▶ **What is required**
Send each entry back exactly as given, pictures excluded.

▶ **Records to process**
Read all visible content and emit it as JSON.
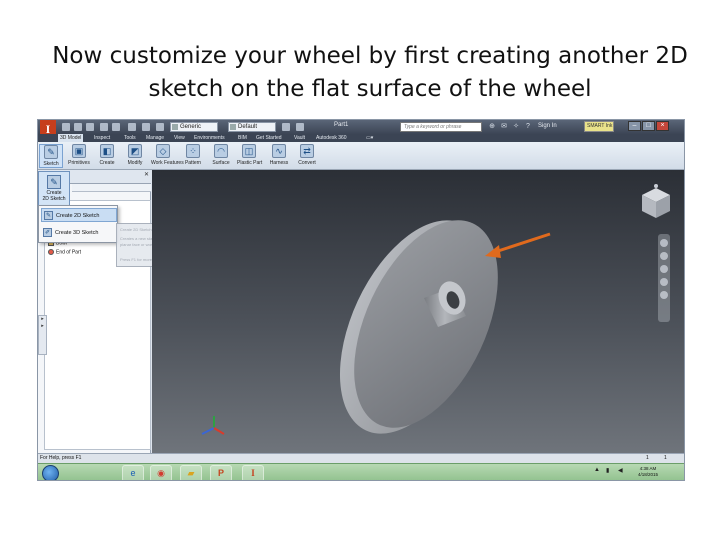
{
  "slide": {
    "title_line1": "Now customize your wheel by first creating another 2D",
    "title_line2": "sketch on the flat surface of the wheel"
  },
  "app": {
    "logo_letter": "I",
    "window_title": "Part1",
    "quick_access": {
      "material": "Generic",
      "appearance": "Default"
    },
    "search_placeholder": "Type a keyword or phrase",
    "signin_label": "Sign In",
    "smart_label": "SMART Ink",
    "tabs": [
      "3D Model",
      "Inspect",
      "Tools",
      "Manage",
      "View",
      "Environments",
      "BIM",
      "Get Started",
      "Vault",
      "Autodesk 360"
    ],
    "active_tab": "3D Model",
    "ribbon_buttons": [
      "Sketch",
      "Primitives",
      "Create",
      "Modify",
      "Work Features",
      "Pattern",
      "Surface",
      "Plastic Part",
      "Harness",
      "Convert"
    ],
    "sketch_drop": {
      "line1": "Create",
      "line2": "2D Sketch"
    },
    "dropdown": {
      "item1": "Create 2D Sketch",
      "item2": "Create 3D Sketch"
    },
    "tooltip_lines": [
      "Create 2D Sketch",
      "Creates a new sketch on a planar face or work plane, select a",
      "planar face or work plane to create sketch",
      "Press F1 for more help"
    ],
    "tree": {
      "row1": "Bowl",
      "row2": "End of Part"
    },
    "statusbar": {
      "help_text": "For Help, press F1",
      "page_a": "1",
      "page_b": "1"
    },
    "clock": {
      "time": "4:38 AM",
      "date": "4/18/2015"
    },
    "colors": {
      "arrow": "#e06a1d",
      "titlebar": "#3c4555",
      "viewport_top": "#2b2f36",
      "model": "#8a8d93"
    },
    "icons": [
      "inventor-logo-icon",
      "sketch-icon",
      "viewcube-icon",
      "orange-arrow-icon",
      "windows-start-icon",
      "ie-icon",
      "chrome-icon",
      "folder-icon",
      "powerpoint-icon",
      "inventor-taskbar-icon"
    ]
  }
}
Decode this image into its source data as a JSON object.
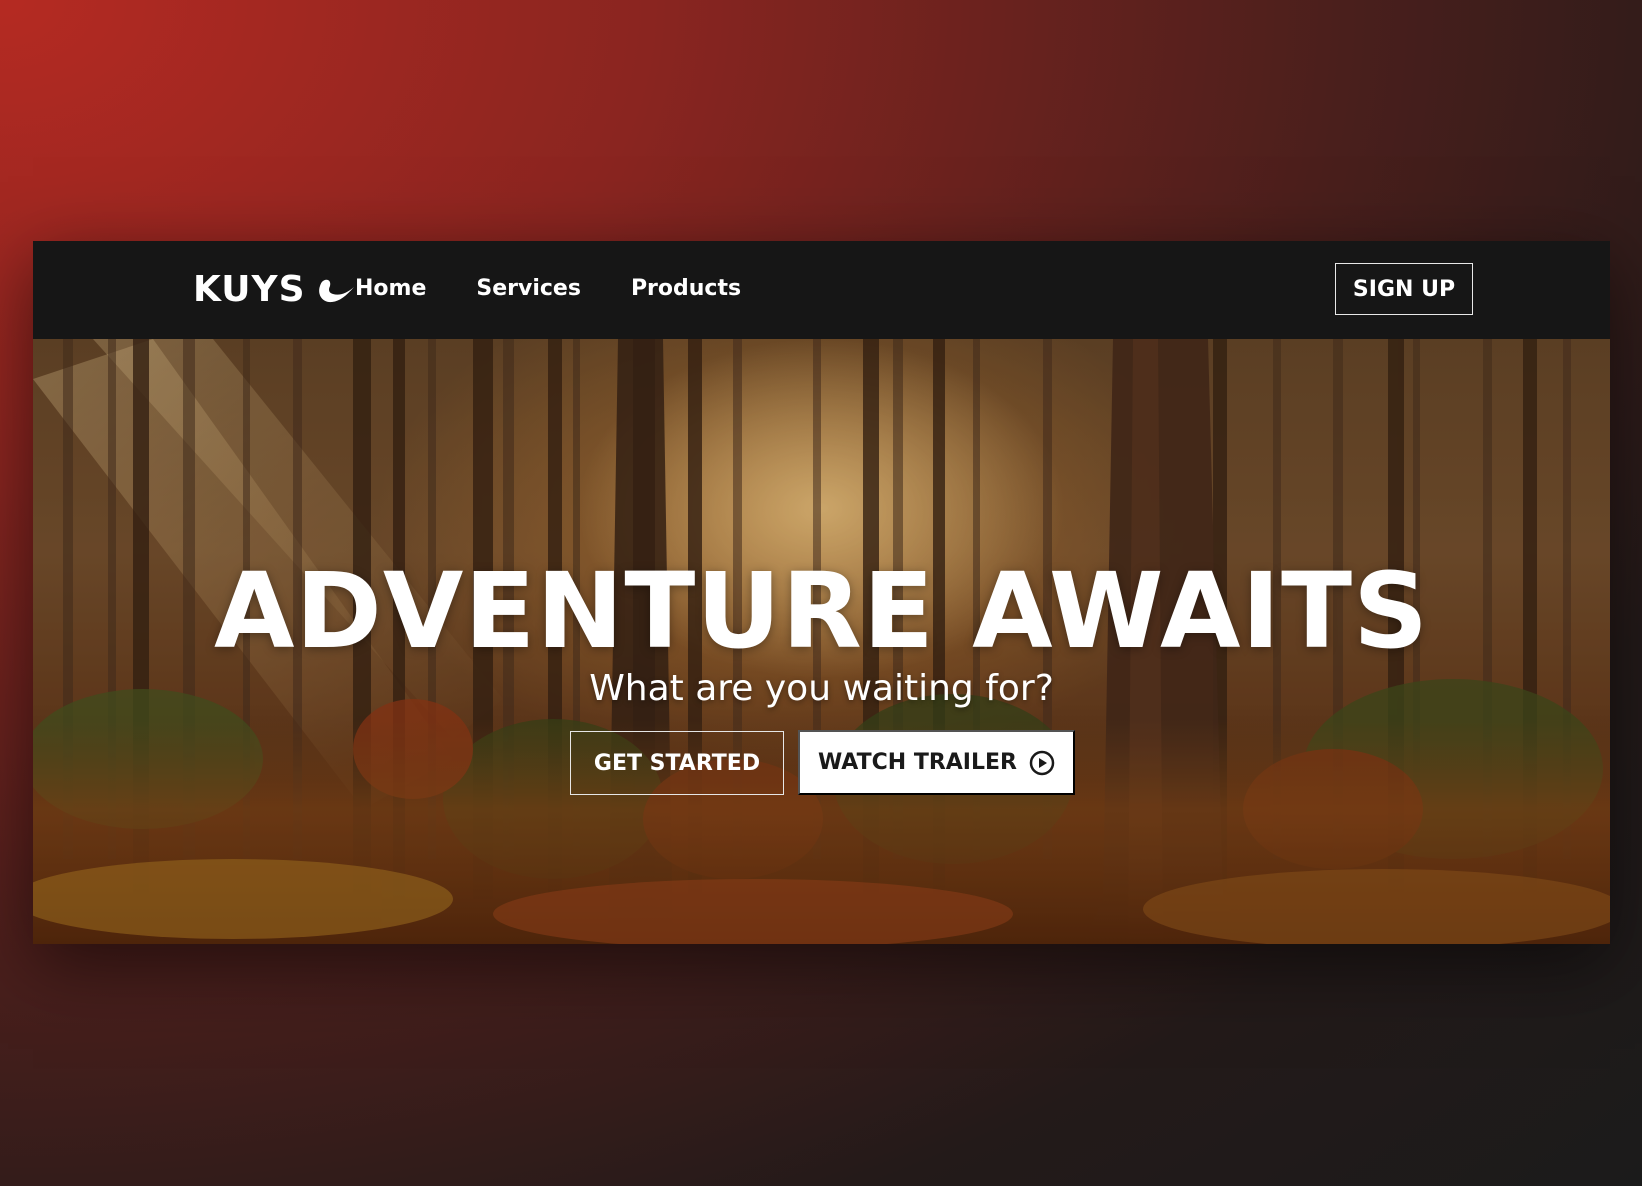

▶ **Answer to this problem**
Read all visible content and emit it as JSON.
{
  "slide": {
    "title_line1": "Now customize your wheel by first creating another 2D",
    "title_line2": "sketch on the flat surface of the wheel"
  },
  "app": {
    "logo_letter": "I",
    "window_title": "Part1",
    "quick_access": {
      "material": "Generic",
      "appearance": "Default"
    },
    "search_placeholder": "Type a keyword or phrase",
    "signin_label": "Sign In",
    "smart_label": "SMART Ink",
    "tabs": [
      "3D Model",
      "Inspect",
      "Tools",
      "Manage",
      "View",
      "Environments",
      "BIM",
      "Get Started",
      "Vault",
      "Autodesk 360"
    ],
    "active_tab": "3D Model",
    "ribbon_buttons": [
      "Sketch",
      "Primitives",
      "Create",
      "Modify",
      "Work Features",
      "Pattern",
      "Surface",
      "Plastic Part",
      "Harness",
      "Convert"
    ],
    "sketch_drop": {
      "line1": "Create",
      "line2": "2D Sketch"
    },
    "dropdown": {
      "item1": "Create 2D Sketch",
      "item2": "Create 3D Sketch"
    },
    "tooltip_lines": [
      "Create 2D Sketch",
      "Creates a new sketch on a planar face or work plane, select a",
      "planar face or work plane to create sketch",
      "Press F1 for more help"
    ],
    "tree": {
      "row1": "Bowl",
      "row2": "End of Part"
    },
    "statusbar": {
      "help_text": "For Help, press F1",
      "page_a": "1",
      "page_b": "1"
    },
    "clock": {
      "time": "4:38 AM",
      "date": "4/18/2015"
    },
    "colors": {
      "arrow": "#e06a1d",
      "titlebar": "#3c4555",
      "viewport_top": "#2b2f36",
      "model": "#8a8d93"
    },
    "icons": [
      "inventor-logo-icon",
      "sketch-icon",
      "viewcube-icon",
      "orange-arrow-icon",
      "windows-start-icon",
      "ie-icon",
      "chrome-icon",
      "folder-icon",
      "powerpoint-icon",
      "inventor-taskbar-icon"
    ]
  }
}
Decode this image into its source data as a JSON object.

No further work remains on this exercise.